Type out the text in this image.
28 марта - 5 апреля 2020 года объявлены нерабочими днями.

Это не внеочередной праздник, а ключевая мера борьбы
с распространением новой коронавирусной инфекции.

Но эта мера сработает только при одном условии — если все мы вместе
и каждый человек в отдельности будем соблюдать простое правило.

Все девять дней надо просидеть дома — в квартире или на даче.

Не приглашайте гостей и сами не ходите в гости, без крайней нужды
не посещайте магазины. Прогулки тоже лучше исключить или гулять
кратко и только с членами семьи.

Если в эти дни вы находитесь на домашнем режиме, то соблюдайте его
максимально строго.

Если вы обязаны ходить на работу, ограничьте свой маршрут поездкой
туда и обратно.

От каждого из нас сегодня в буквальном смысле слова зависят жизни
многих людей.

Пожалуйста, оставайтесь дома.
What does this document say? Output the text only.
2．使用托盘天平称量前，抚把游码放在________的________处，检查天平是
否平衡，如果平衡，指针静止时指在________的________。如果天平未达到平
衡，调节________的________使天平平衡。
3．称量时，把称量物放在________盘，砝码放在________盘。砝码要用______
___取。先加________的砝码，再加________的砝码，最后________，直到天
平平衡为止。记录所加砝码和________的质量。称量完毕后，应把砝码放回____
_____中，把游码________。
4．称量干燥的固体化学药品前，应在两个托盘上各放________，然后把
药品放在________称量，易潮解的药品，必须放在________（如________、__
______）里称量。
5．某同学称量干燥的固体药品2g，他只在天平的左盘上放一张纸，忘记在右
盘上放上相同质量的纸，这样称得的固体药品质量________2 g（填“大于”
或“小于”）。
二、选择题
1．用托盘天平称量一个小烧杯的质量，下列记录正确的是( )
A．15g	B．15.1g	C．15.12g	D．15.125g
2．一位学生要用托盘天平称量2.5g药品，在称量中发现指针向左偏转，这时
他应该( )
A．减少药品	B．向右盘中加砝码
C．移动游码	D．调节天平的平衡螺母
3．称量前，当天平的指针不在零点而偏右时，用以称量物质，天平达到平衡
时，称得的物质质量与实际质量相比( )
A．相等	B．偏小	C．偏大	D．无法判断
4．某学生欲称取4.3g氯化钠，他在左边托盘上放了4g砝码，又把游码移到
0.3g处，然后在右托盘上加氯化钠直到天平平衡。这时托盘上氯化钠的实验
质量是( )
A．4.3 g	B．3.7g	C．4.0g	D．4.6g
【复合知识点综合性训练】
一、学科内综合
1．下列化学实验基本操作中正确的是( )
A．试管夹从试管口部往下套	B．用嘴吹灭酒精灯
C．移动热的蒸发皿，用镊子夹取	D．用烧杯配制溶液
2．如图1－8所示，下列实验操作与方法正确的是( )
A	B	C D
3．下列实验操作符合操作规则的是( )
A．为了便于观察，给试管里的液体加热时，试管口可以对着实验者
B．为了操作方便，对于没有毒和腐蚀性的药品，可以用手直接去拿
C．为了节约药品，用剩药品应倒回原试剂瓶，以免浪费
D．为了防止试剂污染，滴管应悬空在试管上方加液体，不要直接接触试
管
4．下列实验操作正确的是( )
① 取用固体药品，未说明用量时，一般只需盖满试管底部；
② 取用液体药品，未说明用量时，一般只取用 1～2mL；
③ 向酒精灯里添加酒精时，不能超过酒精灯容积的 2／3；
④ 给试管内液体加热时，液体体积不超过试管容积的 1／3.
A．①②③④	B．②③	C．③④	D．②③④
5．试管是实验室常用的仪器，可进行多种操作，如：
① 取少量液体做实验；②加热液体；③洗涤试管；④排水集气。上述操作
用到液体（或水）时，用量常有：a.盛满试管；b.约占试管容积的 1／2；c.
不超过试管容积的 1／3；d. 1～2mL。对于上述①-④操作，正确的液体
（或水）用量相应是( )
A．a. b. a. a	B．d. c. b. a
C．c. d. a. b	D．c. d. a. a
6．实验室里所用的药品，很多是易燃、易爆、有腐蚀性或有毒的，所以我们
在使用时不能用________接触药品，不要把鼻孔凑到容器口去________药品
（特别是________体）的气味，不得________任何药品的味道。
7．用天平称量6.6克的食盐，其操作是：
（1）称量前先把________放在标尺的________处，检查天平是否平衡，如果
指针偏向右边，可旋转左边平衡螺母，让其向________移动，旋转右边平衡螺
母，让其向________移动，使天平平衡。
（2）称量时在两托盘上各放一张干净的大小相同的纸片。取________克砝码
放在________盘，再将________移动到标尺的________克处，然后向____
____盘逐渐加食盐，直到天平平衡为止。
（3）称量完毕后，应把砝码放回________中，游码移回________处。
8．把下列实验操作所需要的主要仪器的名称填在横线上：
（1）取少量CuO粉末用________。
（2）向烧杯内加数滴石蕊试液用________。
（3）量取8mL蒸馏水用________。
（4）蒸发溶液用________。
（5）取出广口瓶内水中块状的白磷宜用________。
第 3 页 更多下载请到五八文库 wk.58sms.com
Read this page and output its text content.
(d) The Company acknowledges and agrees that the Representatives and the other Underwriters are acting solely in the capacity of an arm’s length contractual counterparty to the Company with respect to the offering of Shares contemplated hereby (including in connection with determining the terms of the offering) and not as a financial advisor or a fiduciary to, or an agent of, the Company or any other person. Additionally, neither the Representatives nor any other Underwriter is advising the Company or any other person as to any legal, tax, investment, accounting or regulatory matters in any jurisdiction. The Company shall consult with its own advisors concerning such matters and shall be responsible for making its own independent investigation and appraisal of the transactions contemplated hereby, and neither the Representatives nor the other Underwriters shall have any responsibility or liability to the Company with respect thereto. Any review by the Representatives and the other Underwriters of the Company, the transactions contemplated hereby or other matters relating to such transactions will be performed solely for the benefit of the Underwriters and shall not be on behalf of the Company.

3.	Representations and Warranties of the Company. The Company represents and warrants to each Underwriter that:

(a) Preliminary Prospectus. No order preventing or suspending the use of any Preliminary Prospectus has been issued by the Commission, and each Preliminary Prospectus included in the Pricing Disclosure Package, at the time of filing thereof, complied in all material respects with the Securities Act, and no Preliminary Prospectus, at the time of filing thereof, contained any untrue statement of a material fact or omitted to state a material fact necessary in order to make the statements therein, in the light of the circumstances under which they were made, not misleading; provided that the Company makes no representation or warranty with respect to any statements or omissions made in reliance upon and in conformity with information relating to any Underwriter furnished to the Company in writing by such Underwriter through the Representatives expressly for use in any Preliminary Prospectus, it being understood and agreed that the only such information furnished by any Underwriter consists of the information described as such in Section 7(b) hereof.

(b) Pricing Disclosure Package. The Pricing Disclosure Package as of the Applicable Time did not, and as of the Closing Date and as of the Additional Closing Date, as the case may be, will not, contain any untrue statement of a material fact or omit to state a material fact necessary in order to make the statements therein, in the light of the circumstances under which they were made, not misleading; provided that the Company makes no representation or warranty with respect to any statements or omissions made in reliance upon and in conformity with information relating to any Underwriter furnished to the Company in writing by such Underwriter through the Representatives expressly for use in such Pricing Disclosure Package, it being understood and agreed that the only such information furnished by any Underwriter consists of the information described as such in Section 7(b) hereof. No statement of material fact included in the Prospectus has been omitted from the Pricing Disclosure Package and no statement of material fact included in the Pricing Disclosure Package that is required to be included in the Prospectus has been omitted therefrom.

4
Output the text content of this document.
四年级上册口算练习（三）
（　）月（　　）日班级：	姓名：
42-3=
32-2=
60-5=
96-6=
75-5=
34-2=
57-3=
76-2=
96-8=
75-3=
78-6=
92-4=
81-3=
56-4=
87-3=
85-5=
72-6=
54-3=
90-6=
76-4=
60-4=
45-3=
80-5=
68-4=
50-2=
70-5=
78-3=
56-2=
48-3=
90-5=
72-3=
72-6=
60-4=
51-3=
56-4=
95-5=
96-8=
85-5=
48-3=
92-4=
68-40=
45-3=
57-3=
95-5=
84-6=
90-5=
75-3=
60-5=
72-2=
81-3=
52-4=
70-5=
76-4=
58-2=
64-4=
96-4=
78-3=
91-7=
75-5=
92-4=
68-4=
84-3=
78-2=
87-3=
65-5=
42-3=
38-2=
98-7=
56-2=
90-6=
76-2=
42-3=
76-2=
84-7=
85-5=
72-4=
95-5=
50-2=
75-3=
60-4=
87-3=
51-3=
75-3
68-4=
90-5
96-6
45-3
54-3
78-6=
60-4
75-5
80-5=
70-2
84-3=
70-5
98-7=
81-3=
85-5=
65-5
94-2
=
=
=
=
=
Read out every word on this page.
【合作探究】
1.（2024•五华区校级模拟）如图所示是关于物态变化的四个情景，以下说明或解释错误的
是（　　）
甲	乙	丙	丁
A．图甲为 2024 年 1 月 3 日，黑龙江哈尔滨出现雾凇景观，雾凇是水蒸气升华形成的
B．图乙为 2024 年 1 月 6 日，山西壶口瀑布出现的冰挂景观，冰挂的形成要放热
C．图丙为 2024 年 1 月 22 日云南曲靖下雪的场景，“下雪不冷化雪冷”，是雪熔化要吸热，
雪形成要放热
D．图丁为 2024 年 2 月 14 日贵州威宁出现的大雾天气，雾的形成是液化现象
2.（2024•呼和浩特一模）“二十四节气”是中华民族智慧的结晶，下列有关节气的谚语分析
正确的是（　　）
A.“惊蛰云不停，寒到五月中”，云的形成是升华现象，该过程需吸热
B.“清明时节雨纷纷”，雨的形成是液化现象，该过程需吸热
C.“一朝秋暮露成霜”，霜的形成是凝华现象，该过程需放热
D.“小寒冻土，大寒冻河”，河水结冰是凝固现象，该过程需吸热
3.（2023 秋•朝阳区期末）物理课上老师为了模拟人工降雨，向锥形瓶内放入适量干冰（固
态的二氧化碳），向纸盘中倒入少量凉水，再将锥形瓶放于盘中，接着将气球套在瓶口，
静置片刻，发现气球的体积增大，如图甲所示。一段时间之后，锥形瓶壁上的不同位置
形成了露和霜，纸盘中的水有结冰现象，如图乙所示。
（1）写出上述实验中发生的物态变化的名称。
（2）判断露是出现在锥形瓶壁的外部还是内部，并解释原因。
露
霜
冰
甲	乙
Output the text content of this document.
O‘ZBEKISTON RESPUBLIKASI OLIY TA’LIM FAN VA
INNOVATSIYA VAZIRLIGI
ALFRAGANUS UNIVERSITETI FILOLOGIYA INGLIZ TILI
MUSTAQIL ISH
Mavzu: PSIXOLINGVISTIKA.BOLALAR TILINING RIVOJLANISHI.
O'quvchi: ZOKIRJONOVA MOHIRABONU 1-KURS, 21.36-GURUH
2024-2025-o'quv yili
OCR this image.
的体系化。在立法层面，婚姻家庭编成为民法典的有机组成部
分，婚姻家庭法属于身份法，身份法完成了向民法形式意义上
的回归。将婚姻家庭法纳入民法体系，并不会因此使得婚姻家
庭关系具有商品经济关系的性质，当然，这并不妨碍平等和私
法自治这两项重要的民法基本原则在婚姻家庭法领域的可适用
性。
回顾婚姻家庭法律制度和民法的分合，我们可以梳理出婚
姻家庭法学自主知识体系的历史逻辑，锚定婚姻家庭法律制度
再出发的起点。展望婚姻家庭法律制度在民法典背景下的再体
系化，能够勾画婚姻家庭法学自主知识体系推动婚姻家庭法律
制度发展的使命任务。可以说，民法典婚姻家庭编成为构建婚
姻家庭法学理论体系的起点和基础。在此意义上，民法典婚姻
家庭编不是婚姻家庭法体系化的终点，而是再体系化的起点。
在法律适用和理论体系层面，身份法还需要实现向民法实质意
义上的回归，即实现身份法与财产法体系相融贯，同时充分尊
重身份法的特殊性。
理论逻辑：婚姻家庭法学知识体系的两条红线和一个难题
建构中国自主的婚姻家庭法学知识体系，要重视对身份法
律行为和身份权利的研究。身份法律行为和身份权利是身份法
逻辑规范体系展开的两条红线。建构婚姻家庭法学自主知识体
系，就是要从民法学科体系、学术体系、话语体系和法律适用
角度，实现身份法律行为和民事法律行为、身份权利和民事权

----------------

Set exercise:
How many lines in these records hold the string "Read"? Reply with the number alone.

Response below:
2